• PROBLEM TO WORK ON: Filter the entries and keep only the lines where the string "рябины" appears.
######
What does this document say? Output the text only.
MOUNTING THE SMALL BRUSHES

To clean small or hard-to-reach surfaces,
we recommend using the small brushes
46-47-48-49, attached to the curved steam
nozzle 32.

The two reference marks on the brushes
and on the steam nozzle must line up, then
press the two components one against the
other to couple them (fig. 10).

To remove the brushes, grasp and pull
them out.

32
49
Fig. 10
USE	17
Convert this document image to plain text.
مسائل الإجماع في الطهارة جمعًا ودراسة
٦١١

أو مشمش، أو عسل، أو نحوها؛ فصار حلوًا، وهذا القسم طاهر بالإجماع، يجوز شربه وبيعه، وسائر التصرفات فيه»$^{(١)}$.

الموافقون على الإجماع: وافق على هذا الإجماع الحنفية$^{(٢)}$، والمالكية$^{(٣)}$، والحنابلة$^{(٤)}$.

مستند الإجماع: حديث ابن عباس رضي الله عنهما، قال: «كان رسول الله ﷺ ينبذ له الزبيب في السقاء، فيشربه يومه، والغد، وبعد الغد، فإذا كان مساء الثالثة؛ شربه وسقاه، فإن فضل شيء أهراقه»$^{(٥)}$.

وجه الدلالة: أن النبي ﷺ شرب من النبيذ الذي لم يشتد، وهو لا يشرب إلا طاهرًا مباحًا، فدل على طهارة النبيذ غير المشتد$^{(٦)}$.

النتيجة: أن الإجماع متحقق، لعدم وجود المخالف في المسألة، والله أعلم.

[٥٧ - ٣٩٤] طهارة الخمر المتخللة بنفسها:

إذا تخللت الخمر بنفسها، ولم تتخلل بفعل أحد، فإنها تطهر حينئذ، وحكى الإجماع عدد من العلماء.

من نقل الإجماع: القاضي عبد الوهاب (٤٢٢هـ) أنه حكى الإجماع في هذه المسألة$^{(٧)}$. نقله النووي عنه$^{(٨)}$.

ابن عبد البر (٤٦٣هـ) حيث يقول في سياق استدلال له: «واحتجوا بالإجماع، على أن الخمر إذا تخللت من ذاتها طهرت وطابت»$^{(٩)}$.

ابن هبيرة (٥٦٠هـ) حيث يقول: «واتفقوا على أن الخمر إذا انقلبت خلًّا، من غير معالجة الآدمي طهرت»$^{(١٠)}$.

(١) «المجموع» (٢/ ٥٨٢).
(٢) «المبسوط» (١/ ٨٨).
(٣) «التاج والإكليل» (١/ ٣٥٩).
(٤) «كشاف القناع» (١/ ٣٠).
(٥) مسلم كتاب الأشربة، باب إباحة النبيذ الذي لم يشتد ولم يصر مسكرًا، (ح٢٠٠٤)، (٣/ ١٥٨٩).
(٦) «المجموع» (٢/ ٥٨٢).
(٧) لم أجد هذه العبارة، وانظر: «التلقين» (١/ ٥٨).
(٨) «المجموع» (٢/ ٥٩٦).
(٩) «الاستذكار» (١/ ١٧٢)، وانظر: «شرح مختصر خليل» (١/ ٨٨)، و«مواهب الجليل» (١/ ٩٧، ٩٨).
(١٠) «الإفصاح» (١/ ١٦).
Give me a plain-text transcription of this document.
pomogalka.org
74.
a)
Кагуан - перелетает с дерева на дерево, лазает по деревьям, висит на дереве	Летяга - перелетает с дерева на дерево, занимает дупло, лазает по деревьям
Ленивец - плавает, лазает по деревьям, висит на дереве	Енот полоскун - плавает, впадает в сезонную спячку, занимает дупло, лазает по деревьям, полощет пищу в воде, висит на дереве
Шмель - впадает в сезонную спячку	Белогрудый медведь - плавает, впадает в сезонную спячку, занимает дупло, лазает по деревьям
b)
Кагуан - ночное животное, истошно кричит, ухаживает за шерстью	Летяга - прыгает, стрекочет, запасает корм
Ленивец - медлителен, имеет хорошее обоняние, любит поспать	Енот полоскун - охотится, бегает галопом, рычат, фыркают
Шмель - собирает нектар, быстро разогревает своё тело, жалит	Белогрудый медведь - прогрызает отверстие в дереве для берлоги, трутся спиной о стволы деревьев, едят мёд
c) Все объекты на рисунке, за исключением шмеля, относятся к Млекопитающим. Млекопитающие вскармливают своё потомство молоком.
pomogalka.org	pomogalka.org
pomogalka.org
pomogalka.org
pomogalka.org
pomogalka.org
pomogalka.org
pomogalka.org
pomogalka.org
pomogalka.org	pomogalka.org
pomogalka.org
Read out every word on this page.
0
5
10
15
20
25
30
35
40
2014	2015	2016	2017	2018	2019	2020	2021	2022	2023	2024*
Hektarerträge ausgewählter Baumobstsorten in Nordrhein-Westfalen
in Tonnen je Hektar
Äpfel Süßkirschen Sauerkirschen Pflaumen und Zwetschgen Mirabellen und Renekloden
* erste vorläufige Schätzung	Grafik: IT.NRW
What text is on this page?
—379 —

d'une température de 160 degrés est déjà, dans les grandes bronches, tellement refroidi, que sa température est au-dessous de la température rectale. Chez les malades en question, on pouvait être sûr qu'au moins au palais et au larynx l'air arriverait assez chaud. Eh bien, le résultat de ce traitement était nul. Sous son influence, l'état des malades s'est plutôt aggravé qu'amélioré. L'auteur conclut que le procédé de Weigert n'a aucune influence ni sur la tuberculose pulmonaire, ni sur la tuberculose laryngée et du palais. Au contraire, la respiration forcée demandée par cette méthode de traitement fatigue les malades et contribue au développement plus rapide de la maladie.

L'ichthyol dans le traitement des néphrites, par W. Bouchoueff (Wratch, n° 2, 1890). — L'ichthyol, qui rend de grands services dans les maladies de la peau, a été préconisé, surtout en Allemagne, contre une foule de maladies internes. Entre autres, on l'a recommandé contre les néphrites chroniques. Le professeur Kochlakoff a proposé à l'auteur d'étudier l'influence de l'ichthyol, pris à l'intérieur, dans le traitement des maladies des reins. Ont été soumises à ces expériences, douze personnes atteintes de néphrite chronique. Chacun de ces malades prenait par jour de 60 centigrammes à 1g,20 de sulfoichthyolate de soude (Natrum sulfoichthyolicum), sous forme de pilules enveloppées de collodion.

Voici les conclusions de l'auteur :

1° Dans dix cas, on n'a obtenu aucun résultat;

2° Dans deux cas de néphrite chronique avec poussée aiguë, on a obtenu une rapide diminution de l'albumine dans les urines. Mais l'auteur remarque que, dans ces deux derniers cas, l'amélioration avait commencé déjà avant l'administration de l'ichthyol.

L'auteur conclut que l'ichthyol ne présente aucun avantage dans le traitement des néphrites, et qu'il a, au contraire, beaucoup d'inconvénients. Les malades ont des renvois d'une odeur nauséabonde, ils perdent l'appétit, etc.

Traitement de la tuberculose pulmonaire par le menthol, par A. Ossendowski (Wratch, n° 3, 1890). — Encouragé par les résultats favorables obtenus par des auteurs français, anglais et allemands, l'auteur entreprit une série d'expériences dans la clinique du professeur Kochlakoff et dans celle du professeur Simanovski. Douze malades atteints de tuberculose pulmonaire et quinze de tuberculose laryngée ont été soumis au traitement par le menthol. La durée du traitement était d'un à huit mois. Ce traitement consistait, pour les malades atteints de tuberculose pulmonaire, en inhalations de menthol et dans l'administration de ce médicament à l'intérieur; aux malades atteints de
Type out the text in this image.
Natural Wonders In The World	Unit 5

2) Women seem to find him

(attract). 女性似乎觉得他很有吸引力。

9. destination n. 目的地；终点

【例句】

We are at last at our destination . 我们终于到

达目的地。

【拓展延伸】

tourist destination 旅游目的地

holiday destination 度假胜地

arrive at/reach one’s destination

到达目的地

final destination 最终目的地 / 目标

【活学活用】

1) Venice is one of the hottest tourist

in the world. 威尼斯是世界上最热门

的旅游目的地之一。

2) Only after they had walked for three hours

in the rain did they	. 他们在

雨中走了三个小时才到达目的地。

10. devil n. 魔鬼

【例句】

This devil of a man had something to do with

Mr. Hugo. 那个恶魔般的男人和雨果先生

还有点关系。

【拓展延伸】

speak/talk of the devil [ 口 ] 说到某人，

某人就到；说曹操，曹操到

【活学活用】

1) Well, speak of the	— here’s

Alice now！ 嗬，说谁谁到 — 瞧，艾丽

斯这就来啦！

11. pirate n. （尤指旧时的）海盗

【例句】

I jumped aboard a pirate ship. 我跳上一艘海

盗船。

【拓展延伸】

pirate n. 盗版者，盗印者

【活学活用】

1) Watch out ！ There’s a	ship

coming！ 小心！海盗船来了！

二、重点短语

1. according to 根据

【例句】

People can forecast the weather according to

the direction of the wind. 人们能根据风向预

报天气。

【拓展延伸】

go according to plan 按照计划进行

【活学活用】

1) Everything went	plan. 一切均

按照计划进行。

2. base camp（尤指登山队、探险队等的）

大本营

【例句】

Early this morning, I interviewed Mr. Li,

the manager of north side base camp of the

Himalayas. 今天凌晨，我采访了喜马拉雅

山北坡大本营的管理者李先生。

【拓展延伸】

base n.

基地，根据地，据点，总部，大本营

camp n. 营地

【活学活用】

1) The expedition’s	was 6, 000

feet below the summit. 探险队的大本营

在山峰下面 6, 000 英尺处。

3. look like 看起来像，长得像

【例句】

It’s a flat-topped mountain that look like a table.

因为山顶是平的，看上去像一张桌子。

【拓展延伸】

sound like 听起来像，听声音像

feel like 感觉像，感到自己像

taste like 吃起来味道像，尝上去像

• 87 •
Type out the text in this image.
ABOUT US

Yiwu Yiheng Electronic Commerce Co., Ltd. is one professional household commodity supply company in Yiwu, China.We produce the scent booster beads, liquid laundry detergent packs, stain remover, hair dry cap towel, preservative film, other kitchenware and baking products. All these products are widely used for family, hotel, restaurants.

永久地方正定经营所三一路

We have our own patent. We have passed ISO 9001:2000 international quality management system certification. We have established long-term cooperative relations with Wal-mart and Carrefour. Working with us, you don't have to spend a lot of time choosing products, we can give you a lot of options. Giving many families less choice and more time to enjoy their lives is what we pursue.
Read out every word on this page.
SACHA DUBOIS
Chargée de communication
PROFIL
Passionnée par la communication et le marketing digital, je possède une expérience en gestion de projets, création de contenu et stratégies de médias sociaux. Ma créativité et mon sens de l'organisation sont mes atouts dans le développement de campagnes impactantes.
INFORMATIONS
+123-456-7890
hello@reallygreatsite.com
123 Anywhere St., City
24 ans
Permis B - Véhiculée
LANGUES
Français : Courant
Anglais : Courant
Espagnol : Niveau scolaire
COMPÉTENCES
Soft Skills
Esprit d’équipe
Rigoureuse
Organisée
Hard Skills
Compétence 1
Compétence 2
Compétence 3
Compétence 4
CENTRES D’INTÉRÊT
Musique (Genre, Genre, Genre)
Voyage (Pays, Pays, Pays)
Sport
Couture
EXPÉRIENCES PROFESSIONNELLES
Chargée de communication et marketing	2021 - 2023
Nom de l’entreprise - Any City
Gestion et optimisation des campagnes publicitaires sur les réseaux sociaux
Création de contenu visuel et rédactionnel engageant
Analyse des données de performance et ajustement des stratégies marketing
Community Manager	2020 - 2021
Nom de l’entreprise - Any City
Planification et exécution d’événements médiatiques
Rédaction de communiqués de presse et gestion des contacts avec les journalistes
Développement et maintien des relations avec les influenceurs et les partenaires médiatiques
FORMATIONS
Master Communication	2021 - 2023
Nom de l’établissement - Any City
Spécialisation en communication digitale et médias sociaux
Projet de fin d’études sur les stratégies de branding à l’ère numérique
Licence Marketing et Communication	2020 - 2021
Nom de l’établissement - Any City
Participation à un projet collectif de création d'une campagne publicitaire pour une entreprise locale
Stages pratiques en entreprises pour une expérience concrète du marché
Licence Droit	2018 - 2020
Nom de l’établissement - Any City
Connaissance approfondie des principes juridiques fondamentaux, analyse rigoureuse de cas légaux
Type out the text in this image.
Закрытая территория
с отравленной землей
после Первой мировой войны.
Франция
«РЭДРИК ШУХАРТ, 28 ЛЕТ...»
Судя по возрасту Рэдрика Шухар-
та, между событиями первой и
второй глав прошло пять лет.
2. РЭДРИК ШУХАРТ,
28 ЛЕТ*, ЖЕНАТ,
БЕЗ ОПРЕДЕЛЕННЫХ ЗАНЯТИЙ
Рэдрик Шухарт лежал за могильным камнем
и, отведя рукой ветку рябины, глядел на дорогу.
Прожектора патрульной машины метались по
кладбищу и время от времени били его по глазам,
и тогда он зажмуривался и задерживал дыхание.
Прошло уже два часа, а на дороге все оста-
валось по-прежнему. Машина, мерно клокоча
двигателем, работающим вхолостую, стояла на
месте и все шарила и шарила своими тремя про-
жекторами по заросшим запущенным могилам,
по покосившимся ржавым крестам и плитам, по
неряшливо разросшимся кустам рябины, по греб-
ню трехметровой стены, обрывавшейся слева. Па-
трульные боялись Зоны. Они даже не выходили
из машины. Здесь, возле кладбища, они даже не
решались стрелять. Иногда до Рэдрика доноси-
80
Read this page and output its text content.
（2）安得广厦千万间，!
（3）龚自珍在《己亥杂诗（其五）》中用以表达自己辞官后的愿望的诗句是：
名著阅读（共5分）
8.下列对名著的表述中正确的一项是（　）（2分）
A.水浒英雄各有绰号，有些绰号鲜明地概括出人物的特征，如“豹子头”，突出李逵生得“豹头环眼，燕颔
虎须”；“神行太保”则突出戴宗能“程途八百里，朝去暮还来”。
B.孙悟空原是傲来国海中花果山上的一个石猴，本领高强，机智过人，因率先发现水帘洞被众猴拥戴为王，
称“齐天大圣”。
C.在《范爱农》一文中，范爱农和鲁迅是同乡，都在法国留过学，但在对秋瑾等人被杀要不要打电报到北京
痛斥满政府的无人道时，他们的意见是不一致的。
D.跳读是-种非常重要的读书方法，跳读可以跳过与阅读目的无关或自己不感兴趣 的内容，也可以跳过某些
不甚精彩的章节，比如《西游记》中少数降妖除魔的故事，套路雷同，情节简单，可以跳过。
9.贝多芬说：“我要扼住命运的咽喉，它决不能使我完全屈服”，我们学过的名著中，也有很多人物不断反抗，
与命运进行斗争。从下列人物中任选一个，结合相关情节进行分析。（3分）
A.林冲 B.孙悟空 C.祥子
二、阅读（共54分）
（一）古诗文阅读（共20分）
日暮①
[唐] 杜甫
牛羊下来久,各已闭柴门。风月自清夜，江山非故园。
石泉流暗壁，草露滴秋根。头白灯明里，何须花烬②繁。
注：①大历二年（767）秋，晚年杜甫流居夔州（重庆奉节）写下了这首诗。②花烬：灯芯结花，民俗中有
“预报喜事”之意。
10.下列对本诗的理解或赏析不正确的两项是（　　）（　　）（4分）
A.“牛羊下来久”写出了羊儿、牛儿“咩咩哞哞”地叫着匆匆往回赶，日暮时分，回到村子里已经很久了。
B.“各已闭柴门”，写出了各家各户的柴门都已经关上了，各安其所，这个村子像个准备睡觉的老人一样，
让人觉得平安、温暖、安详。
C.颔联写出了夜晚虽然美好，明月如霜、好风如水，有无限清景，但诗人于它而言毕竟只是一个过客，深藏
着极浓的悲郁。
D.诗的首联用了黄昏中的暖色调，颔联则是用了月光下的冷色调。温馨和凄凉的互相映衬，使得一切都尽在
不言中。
######
• PROBLEM SOLUTION:
и, отведя рукой ветку рябины, глядел на дорогу.
неряшливо разросшимся кустам рябины, по греб-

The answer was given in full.